Dataset items:
···
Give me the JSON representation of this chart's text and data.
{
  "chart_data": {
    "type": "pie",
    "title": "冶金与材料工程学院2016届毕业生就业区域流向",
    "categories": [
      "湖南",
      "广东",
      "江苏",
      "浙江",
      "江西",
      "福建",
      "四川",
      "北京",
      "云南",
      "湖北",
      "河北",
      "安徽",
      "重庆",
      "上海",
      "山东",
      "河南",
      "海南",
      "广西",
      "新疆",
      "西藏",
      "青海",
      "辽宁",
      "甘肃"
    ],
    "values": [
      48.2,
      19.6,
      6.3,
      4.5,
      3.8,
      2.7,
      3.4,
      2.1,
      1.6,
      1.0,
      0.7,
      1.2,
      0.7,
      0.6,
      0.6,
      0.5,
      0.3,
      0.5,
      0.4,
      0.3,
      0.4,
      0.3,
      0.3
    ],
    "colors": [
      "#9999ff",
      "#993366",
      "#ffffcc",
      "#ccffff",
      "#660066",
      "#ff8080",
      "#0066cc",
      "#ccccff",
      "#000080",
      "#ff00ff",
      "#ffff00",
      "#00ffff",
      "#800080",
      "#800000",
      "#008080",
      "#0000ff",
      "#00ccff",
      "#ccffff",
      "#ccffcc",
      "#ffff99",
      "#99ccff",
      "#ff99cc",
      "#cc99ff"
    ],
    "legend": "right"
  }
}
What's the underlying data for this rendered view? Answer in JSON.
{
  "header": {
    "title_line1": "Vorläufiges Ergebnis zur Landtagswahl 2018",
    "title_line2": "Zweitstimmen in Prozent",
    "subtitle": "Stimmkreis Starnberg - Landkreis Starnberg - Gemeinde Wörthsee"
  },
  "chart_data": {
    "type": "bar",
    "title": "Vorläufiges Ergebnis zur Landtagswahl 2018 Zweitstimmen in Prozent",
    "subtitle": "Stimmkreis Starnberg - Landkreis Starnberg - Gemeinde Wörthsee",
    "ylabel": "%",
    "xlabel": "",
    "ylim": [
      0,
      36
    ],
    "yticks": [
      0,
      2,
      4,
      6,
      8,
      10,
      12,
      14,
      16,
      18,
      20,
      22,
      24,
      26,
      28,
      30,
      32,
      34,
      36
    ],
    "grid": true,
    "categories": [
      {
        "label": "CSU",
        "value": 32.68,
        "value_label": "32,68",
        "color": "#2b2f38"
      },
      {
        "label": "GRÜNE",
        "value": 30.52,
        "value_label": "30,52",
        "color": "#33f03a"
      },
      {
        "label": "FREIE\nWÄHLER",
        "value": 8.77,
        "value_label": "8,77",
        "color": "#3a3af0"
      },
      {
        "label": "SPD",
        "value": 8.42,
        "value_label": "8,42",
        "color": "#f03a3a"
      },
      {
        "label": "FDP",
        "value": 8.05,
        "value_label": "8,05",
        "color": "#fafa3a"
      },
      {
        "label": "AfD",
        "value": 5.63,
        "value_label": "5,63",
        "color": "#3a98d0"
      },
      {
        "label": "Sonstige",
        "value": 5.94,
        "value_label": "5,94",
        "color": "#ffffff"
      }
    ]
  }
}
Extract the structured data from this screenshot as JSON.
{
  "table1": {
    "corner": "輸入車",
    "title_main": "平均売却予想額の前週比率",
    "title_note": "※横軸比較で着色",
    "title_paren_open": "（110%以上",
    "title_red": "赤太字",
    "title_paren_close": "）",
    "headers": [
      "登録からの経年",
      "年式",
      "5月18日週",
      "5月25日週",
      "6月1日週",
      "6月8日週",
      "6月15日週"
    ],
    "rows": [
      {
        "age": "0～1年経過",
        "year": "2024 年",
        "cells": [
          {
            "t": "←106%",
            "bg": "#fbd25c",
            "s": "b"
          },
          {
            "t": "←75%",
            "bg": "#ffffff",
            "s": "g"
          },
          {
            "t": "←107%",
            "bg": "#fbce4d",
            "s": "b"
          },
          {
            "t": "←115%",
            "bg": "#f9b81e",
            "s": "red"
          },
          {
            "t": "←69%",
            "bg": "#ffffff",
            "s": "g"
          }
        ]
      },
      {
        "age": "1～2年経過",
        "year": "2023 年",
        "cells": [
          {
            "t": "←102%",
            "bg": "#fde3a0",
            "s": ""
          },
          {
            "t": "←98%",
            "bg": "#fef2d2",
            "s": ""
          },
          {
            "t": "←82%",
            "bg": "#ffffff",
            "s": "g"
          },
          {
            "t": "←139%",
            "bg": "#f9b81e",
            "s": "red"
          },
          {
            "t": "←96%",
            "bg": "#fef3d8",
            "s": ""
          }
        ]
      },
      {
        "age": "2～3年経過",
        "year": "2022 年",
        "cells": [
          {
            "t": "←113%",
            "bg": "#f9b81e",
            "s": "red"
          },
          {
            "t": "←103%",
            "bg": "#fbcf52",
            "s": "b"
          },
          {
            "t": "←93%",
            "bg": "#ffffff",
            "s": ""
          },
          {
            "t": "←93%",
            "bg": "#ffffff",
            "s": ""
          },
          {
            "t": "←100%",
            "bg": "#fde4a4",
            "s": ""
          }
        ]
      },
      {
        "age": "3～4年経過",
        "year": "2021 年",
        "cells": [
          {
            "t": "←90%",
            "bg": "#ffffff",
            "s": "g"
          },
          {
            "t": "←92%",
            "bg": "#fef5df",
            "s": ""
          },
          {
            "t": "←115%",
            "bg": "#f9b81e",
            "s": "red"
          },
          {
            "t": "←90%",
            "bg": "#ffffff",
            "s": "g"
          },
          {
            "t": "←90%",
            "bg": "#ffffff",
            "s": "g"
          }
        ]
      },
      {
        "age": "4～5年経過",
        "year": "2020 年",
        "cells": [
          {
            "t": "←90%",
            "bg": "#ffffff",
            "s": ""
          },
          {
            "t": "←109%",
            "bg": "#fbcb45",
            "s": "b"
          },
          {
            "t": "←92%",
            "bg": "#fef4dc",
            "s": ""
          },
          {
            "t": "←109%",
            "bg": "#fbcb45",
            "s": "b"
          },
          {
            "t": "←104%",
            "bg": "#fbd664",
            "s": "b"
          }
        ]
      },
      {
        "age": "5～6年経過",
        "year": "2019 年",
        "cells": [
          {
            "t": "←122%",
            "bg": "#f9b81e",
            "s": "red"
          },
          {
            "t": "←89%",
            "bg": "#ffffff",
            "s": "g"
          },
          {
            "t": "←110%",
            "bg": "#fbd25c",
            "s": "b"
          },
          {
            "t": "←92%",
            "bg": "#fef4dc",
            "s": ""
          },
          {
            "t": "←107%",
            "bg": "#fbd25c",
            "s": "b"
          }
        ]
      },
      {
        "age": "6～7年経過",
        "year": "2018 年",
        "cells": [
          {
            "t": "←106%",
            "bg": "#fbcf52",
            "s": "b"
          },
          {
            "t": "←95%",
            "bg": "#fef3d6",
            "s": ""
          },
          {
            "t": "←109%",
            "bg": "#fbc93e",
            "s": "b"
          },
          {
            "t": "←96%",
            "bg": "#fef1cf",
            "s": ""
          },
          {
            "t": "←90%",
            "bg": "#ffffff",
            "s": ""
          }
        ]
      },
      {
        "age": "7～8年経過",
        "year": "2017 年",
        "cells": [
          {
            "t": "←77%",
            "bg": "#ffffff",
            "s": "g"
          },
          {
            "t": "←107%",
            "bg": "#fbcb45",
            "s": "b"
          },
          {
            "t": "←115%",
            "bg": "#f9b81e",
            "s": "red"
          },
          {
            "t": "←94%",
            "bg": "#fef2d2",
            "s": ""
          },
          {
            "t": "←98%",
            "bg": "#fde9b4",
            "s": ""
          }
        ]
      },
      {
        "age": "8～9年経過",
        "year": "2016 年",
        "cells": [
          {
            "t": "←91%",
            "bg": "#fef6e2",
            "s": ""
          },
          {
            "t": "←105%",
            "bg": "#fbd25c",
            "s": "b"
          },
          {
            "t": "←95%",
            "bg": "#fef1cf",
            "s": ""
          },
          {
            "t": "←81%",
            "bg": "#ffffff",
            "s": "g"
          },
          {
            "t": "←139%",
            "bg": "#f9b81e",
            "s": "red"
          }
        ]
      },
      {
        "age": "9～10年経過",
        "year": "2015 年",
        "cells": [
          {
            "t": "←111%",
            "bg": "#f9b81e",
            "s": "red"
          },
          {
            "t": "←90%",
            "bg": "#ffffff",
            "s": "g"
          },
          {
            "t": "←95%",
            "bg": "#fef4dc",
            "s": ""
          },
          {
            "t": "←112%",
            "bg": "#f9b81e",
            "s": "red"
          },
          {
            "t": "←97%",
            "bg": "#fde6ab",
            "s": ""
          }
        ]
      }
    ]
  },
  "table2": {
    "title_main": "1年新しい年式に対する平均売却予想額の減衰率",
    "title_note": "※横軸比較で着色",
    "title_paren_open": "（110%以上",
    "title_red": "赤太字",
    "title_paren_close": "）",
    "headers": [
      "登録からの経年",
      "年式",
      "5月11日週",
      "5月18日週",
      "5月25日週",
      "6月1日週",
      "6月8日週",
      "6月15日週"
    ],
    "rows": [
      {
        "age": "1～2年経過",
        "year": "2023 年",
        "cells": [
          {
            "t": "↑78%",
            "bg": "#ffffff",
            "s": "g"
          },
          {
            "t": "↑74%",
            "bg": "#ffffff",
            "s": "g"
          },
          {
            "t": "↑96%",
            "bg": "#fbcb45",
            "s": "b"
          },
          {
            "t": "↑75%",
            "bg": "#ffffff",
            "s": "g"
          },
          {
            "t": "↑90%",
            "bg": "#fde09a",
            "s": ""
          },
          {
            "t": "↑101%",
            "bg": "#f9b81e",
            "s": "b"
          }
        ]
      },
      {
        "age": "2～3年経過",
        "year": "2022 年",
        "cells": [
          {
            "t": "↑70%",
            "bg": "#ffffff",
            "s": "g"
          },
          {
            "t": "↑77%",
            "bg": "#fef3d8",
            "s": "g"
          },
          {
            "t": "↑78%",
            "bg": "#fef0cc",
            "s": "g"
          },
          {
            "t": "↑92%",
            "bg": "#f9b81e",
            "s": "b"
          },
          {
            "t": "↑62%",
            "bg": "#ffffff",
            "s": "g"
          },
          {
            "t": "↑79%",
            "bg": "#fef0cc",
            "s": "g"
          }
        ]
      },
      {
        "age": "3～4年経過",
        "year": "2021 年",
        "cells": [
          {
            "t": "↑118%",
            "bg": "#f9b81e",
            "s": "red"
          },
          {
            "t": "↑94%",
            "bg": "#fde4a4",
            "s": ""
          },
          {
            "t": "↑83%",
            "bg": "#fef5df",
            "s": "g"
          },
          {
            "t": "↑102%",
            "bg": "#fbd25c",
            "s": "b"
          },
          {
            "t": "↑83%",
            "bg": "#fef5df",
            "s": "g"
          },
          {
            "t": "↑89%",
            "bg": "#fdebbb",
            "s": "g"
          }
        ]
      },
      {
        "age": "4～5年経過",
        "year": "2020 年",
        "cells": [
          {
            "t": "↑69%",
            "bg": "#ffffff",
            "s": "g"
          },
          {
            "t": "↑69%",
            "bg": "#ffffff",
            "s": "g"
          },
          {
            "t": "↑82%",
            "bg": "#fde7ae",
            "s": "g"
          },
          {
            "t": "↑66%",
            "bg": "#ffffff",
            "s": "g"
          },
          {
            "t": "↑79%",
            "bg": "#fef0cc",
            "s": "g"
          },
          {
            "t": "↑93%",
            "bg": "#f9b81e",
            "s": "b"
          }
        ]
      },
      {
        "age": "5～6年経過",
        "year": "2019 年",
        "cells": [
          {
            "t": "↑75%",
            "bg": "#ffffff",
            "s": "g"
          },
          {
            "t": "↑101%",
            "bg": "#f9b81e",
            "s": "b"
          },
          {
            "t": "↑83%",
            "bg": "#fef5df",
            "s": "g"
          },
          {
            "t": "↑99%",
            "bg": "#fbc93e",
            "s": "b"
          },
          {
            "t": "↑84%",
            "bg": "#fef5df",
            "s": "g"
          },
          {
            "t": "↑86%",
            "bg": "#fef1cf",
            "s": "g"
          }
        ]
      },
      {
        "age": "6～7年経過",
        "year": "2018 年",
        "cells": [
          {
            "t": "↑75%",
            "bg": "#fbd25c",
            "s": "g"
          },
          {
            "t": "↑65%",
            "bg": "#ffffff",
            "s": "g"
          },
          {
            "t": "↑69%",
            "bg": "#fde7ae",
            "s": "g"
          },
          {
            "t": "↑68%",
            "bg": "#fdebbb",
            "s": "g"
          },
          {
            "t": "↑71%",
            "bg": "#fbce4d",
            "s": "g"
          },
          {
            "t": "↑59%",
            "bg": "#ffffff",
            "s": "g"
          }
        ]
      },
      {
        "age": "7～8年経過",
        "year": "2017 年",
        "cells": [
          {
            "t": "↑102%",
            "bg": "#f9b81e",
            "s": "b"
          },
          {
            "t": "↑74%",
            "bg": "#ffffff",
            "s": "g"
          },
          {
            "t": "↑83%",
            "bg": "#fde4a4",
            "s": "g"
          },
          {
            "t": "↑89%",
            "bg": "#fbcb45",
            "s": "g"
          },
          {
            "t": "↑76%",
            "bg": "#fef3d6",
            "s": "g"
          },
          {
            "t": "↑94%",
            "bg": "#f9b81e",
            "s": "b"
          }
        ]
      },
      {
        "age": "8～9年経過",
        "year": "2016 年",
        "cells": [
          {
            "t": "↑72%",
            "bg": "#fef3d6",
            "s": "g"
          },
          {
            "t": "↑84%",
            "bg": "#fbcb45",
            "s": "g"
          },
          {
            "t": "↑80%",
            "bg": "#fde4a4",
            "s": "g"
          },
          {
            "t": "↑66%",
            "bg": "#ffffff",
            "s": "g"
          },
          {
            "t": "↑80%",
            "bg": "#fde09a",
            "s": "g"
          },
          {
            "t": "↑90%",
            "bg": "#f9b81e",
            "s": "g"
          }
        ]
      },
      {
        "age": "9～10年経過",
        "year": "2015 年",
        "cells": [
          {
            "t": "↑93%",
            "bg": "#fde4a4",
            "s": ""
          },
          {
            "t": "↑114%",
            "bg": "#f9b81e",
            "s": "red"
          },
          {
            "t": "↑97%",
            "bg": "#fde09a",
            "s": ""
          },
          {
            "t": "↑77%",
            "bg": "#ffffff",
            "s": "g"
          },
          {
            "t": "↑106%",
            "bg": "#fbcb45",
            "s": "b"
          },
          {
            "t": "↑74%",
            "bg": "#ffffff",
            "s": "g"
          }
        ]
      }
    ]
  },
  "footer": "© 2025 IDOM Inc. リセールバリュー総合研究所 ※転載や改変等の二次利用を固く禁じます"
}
···
Exercise brief:
Extract from the data every line where "Vorläufiges" shows up.

The result:
    "title_line1": "Vorläufiges Ergebnis zur Landtagswahl 2018",
    "title": "Vorläufiges Ergebnis zur Landtagswahl 2018 Zweitstimmen in Prozent",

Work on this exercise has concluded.